## Provided information
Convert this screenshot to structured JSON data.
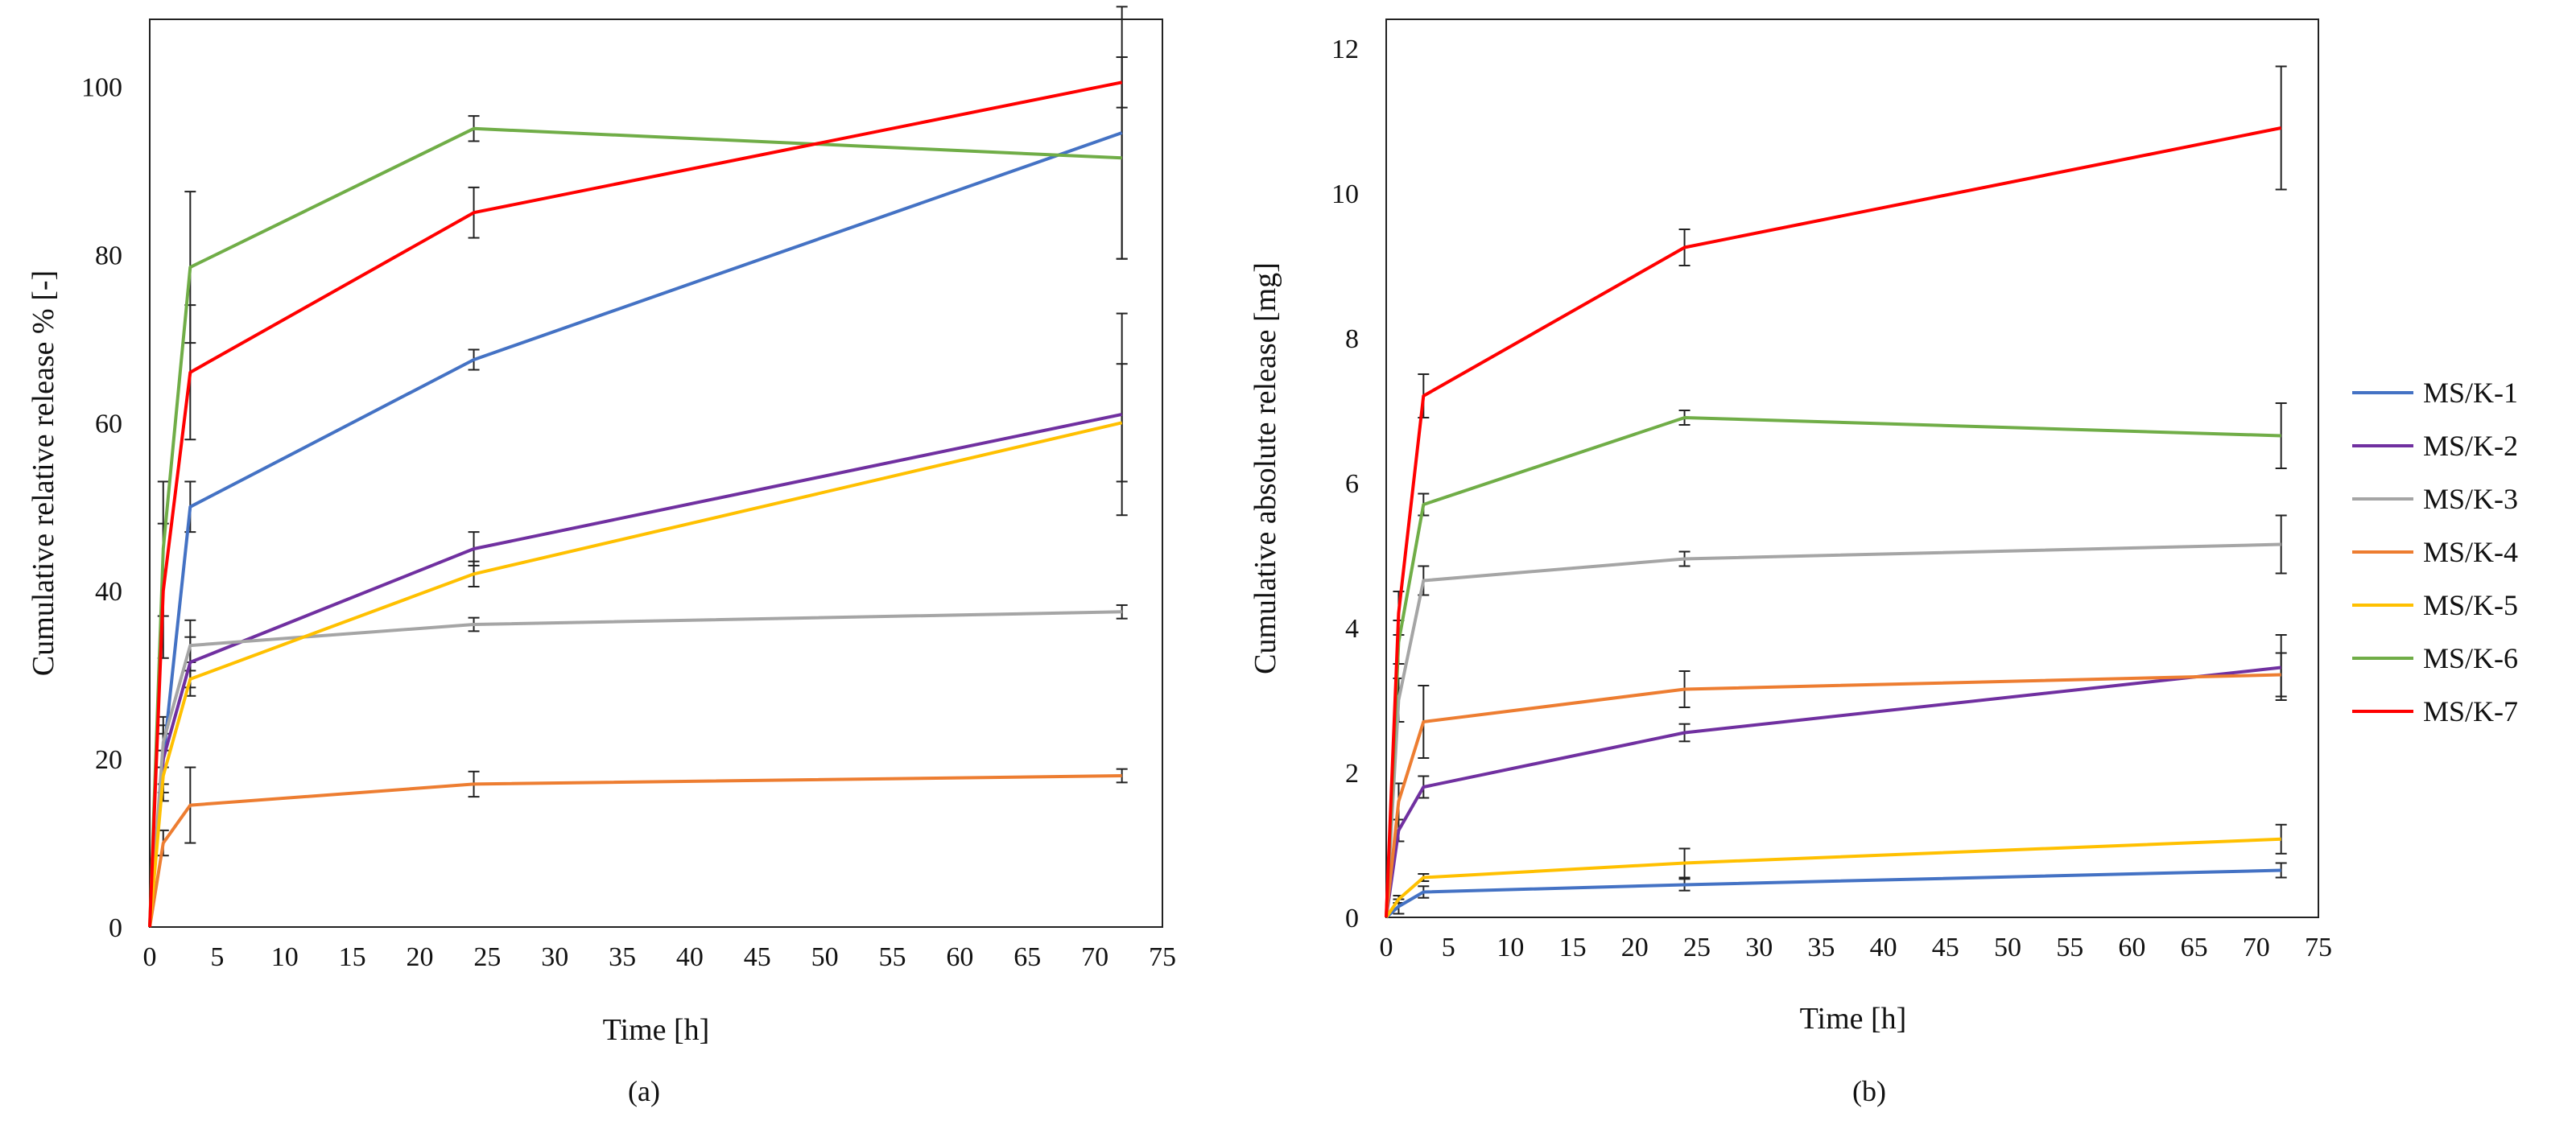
{
  "colors": {
    "MS/K-1": "#4472c4",
    "MS/K-2": "#7030a0",
    "MS/K-3": "#a5a5a5",
    "MS/K-4": "#ed7d31",
    "MS/K-5": "#ffc000",
    "MS/K-6": "#70ad47",
    "MS/K-7": "#ff0000"
  },
  "legend": {
    "items": [
      "MS/K-1",
      "MS/K-2",
      "MS/K-3",
      "MS/K-4",
      "MS/K-5",
      "MS/K-6",
      "MS/K-7"
    ],
    "placement": "right"
  },
  "chart_data": [
    {
      "type": "line",
      "panel_label": "(a)",
      "xlabel": "Time [h]",
      "ylabel": "Cumulative relative release % [-]",
      "xlim": [
        0,
        75
      ],
      "ylim": [
        0,
        108
      ],
      "xticks": [
        "0",
        "5",
        "10",
        "15",
        "20",
        "25",
        "30",
        "35",
        "40",
        "45",
        "50",
        "55",
        "60",
        "65",
        "70",
        "75"
      ],
      "yticks": [
        "0",
        "20",
        "40",
        "60",
        "80",
        "100"
      ],
      "x": [
        0,
        1,
        3,
        24,
        72
      ],
      "series": [
        {
          "name": "MS/K-1",
          "values": [
            0,
            20,
            50,
            67.5,
            94.5
          ],
          "errors": [
            0,
            4,
            3,
            1.2,
            15
          ]
        },
        {
          "name": "MS/K-2",
          "values": [
            0,
            20,
            31.5,
            45,
            61
          ],
          "errors": [
            0,
            3,
            3,
            2,
            12
          ]
        },
        {
          "name": "MS/K-3",
          "values": [
            0,
            22,
            33.5,
            36,
            37.5
          ],
          "errors": [
            0,
            3,
            3,
            0.8,
            0.8
          ]
        },
        {
          "name": "MS/K-4",
          "values": [
            0,
            10,
            14.5,
            17,
            18
          ],
          "errors": [
            0,
            1.5,
            4.5,
            1.5,
            0.8
          ]
        },
        {
          "name": "MS/K-5",
          "values": [
            0,
            18,
            29.5,
            42,
            60
          ],
          "errors": [
            0,
            3,
            2,
            1.5,
            7
          ]
        },
        {
          "name": "MS/K-6",
          "values": [
            0,
            45,
            78.5,
            95,
            91.5
          ],
          "errors": [
            0,
            8,
            9,
            1.5,
            12
          ]
        },
        {
          "name": "MS/K-7",
          "values": [
            0,
            40,
            66,
            85,
            100.5
          ],
          "errors": [
            0,
            8,
            8,
            3,
            3
          ]
        }
      ]
    },
    {
      "type": "line",
      "panel_label": "(b)",
      "xlabel": "Time [h]",
      "ylabel": "Cumulative absolute release [mg]",
      "xlim": [
        0,
        75
      ],
      "ylim": [
        0,
        12.4
      ],
      "xticks": [
        "0",
        "5",
        "10",
        "15",
        "20",
        "25",
        "30",
        "35",
        "40",
        "45",
        "50",
        "55",
        "60",
        "65",
        "70",
        "75"
      ],
      "yticks": [
        "0",
        "2",
        "4",
        "6",
        "8",
        "10",
        "12"
      ],
      "x": [
        0,
        1,
        3,
        24,
        72
      ],
      "series": [
        {
          "name": "MS/K-1",
          "values": [
            0,
            0.15,
            0.35,
            0.45,
            0.65
          ],
          "errors": [
            0,
            0.1,
            0.08,
            0.08,
            0.1
          ]
        },
        {
          "name": "MS/K-2",
          "values": [
            0,
            1.2,
            1.8,
            2.55,
            3.45
          ],
          "errors": [
            0,
            0.15,
            0.15,
            0.12,
            0.45
          ]
        },
        {
          "name": "MS/K-3",
          "values": [
            0,
            3.0,
            4.65,
            4.95,
            5.15
          ],
          "errors": [
            0,
            0.3,
            0.2,
            0.1,
            0.4
          ]
        },
        {
          "name": "MS/K-4",
          "values": [
            0,
            1.6,
            2.7,
            3.15,
            3.35
          ],
          "errors": [
            0,
            0.25,
            0.5,
            0.25,
            0.3
          ]
        },
        {
          "name": "MS/K-5",
          "values": [
            0,
            0.25,
            0.55,
            0.75,
            1.08
          ],
          "errors": [
            0,
            0.05,
            0.05,
            0.2,
            0.2
          ]
        },
        {
          "name": "MS/K-6",
          "values": [
            0,
            3.8,
            5.7,
            6.9,
            6.65
          ],
          "errors": [
            0,
            0.3,
            0.15,
            0.1,
            0.45
          ]
        },
        {
          "name": "MS/K-7",
          "values": [
            0,
            4.2,
            7.2,
            9.25,
            10.9
          ],
          "errors": [
            0,
            0.3,
            0.3,
            0.25,
            0.85
          ]
        }
      ]
    }
  ]
}
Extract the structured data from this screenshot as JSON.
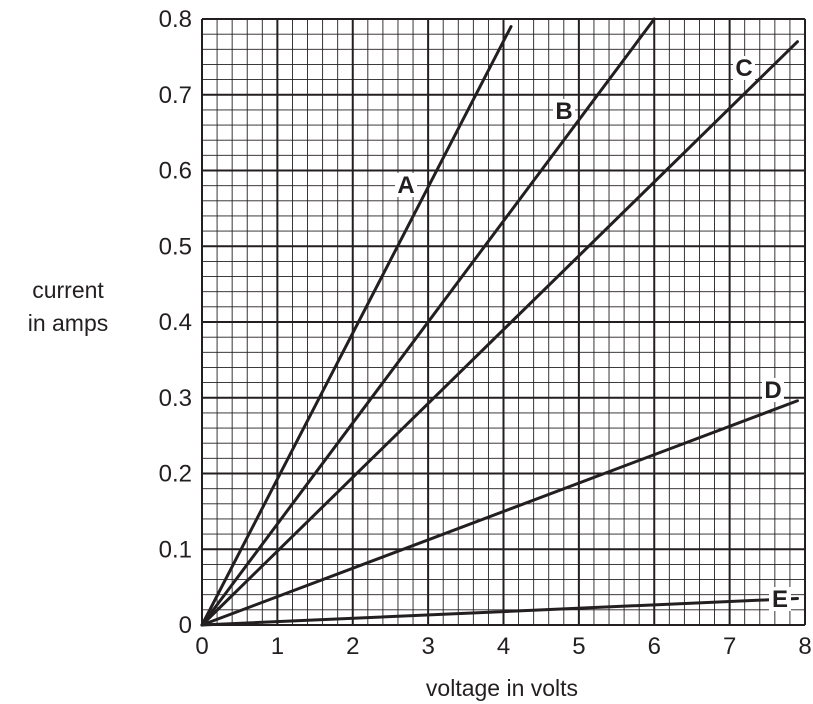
{
  "chart_data": {
    "type": "line",
    "title": "",
    "xlabel": "voltage in volts",
    "ylabel_lines": [
      "current",
      "in amps"
    ],
    "xlim": [
      0,
      8
    ],
    "ylim": [
      0,
      0.8
    ],
    "x_ticks": [
      "0",
      "1",
      "2",
      "3",
      "4",
      "5",
      "6",
      "7",
      "8"
    ],
    "y_ticks": [
      "0",
      "0.1",
      "0.2",
      "0.3",
      "0.4",
      "0.5",
      "0.6",
      "0.7",
      "0.8"
    ],
    "grid": true,
    "minor_grid_divisions": 5,
    "legend": "none",
    "series": [
      {
        "name": "A",
        "x": [
          0,
          4.1
        ],
        "y": [
          0,
          0.79
        ]
      },
      {
        "name": "B",
        "x": [
          0,
          6.0
        ],
        "y": [
          0,
          0.8
        ]
      },
      {
        "name": "C",
        "x": [
          0,
          7.9
        ],
        "y": [
          0,
          0.77
        ]
      },
      {
        "name": "D",
        "x": [
          0,
          7.9
        ],
        "y": [
          0,
          0.296
        ]
      },
      {
        "name": "E",
        "x": [
          0,
          7.9
        ],
        "y": [
          0,
          0.035
        ]
      }
    ]
  }
}
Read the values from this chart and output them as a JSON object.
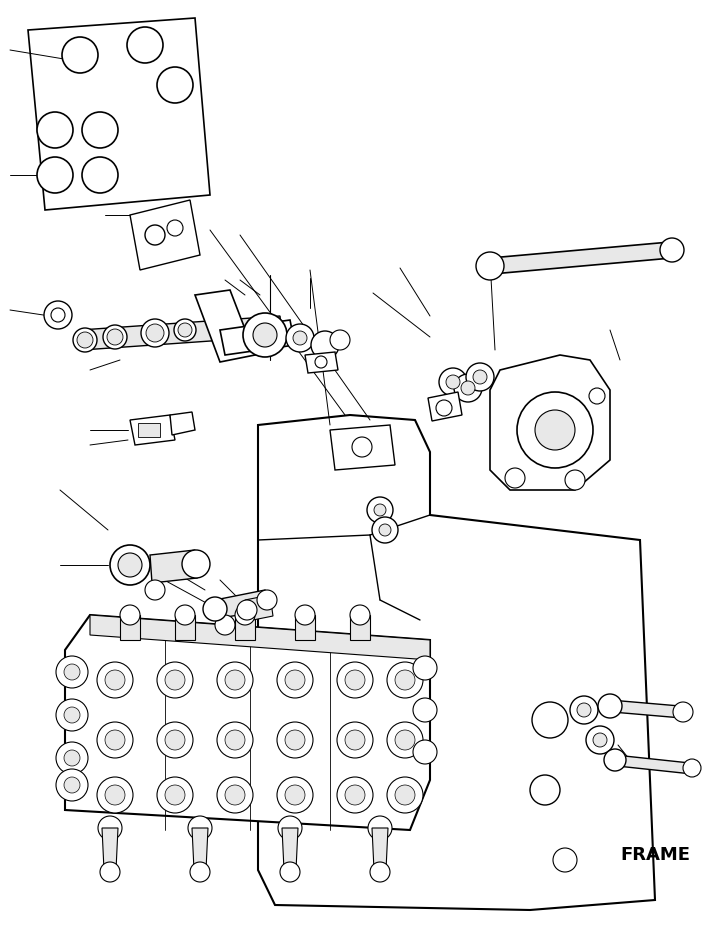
{
  "background_color": "#ffffff",
  "frame_label": "FRAME",
  "line_color": "#000000",
  "line_width": 0.8,
  "figsize": [
    7.17,
    9.49
  ],
  "dpi": 100,
  "outline_color": "#000000",
  "fill_color": "#ffffff",
  "shade_color": "#e8e8e8"
}
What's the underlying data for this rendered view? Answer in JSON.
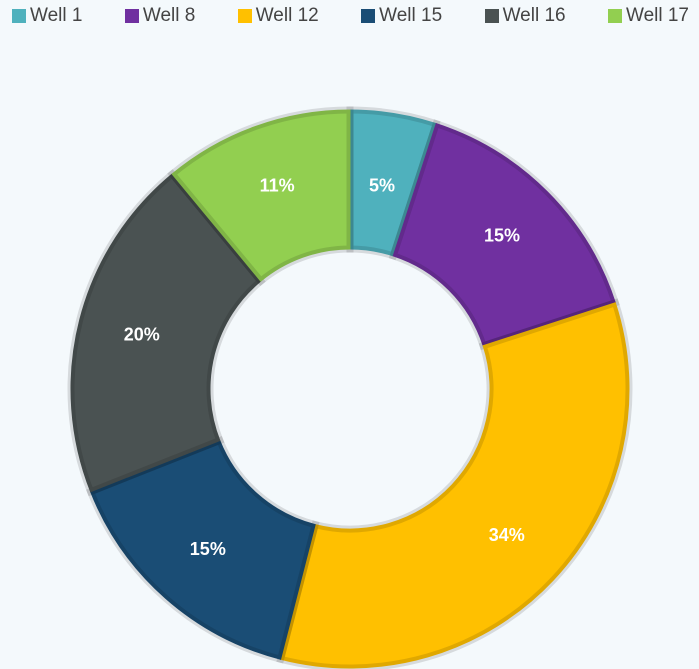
{
  "chart_data": {
    "type": "donut",
    "categories": [
      "Well 1",
      "Well 8",
      "Well 12",
      "Well 15",
      "Well 16",
      "Well 17"
    ],
    "values": [
      5,
      15,
      34,
      15,
      20,
      11
    ],
    "value_labels": [
      "5%",
      "15%",
      "34%",
      "15%",
      "20%",
      "11%"
    ],
    "colors": [
      "#4fb1bd",
      "#7030a0",
      "#ffc000",
      "#1a4d75",
      "#4a5252",
      "#92cf50"
    ],
    "legend": "top"
  }
}
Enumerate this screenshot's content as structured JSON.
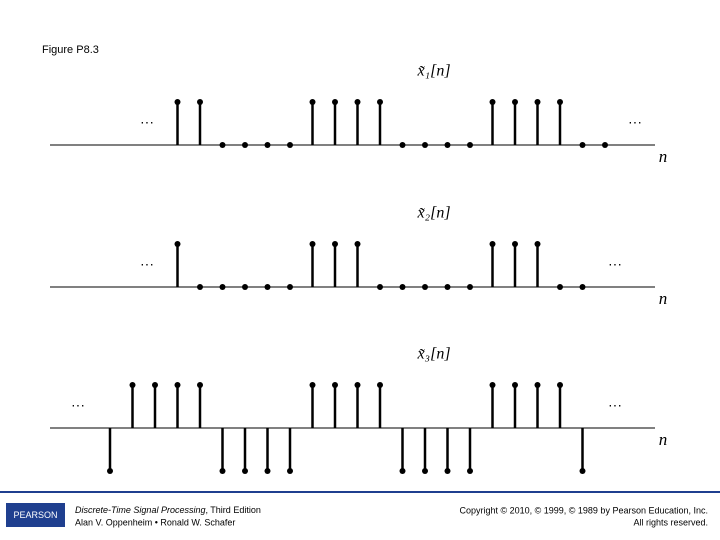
{
  "header": {
    "figure": "Figure P8.3"
  },
  "chart_data": [
    {
      "type": "stem",
      "title": "x̃₁[n]",
      "x_label": "n",
      "left_annotation": "···",
      "right_annotation": "···",
      "ylim": [
        -1,
        1
      ],
      "values": [
        null,
        null,
        null,
        1,
        1,
        0,
        0,
        0,
        0,
        1,
        1,
        1,
        1,
        0,
        0,
        0,
        0,
        1,
        1,
        1,
        1,
        0,
        0
      ]
    },
    {
      "type": "stem",
      "title": "x̃₂[n]",
      "x_label": "n",
      "left_annotation": "···",
      "right_annotation": "···",
      "ylim": [
        -1,
        1
      ],
      "values": [
        null,
        null,
        null,
        1,
        0,
        0,
        0,
        0,
        0,
        1,
        1,
        1,
        0,
        0,
        0,
        0,
        0,
        1,
        1,
        1,
        0,
        0,
        null
      ]
    },
    {
      "type": "stem",
      "title": "x̃₃[n]",
      "x_label": "n",
      "left_annotation": "···",
      "right_annotation": "···",
      "ylim": [
        -1,
        1
      ],
      "values": [
        -1,
        1,
        1,
        1,
        1,
        -1,
        -1,
        -1,
        -1,
        1,
        1,
        1,
        1,
        -1,
        -1,
        -1,
        -1,
        1,
        1,
        1,
        1,
        -1,
        null
      ]
    }
  ],
  "footer": {
    "logo": "PEARSON",
    "book_title": "Discrete-Time Signal Processing",
    "edition": ", Third Edition",
    "authors": "Alan V. Oppenheim • Ronald W. Schafer",
    "copyright": "Copyright © 2010, © 1999, © 1989 by Pearson Education, Inc.",
    "rights": "All rights reserved."
  }
}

## Task instructions
Identify the lines of the entries containing the string "release". Copy each such line.

## Final result
      "ylabel": "Cumulative relative release % [-]",
      "ylabel": "Cumulative absolute release [mg]",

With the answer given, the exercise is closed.